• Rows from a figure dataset
· · ·

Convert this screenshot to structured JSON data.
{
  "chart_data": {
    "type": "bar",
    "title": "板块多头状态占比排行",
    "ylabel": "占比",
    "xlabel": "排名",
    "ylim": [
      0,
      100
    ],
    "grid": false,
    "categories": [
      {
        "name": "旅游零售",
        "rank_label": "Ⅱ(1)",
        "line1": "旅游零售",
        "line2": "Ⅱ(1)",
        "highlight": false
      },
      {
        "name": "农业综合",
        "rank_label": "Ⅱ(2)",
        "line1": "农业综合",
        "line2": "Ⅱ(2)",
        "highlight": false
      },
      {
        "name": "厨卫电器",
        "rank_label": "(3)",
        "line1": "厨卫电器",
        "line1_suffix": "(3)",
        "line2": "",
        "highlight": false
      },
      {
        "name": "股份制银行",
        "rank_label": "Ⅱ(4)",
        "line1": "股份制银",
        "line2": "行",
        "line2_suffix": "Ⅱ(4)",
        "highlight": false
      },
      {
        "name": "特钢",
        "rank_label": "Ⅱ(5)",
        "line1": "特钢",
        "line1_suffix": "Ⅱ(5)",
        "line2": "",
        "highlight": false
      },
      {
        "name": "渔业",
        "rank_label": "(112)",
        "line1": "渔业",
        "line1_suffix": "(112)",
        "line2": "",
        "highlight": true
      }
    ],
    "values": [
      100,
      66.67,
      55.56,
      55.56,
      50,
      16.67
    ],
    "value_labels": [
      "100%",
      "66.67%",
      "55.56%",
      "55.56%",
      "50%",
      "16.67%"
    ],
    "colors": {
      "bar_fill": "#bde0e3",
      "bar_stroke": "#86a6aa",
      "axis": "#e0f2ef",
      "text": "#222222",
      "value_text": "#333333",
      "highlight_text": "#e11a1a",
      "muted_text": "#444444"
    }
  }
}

· · ·

• TASK STATEMENT
Every record above should be copied exactly.

• FULL SOLUTION
Convert this screenshot to structured JSON data.
{
  "chart_data": {
    "type": "bar",
    "title": "板块多头状态占比排行",
    "ylabel": "占比",
    "xlabel": "排名",
    "ylim": [
      0,
      100
    ],
    "grid": false,
    "categories": [
      {
        "name": "旅游零售",
        "rank_label": "Ⅱ(1)",
        "line1": "旅游零售",
        "line2": "Ⅱ(1)",
        "highlight": false
      },
      {
        "name": "农业综合",
        "rank_label": "Ⅱ(2)",
        "line1": "农业综合",
        "line2": "Ⅱ(2)",
        "highlight": false
      },
      {
        "name": "厨卫电器",
        "rank_label": "(3)",
        "line1": "厨卫电器",
        "line1_suffix": "(3)",
        "line2": "",
        "highlight": false
      },
      {
        "name": "股份制银行",
        "rank_label": "Ⅱ(4)",
        "line1": "股份制银",
        "line2": "行",
        "line2_suffix": "Ⅱ(4)",
        "highlight": false
      },
      {
        "name": "特钢",
        "rank_label": "Ⅱ(5)",
        "line1": "特钢",
        "line1_suffix": "Ⅱ(5)",
        "line2": "",
        "highlight": false
      },
      {
        "name": "渔业",
        "rank_label": "(112)",
        "line1": "渔业",
        "line1_suffix": "(112)",
        "line2": "",
        "highlight": true
      }
    ],
    "values": [
      100,
      66.67,
      55.56,
      55.56,
      50,
      16.67
    ],
    "value_labels": [
      "100%",
      "66.67%",
      "55.56%",
      "55.56%",
      "50%",
      "16.67%"
    ],
    "colors": {
      "bar_fill": "#bde0e3",
      "bar_stroke": "#86a6aa",
      "axis": "#e0f2ef",
      "text": "#222222",
      "value_text": "#333333",
      "highlight_text": "#e11a1a",
      "muted_text": "#444444"
    }
  }
}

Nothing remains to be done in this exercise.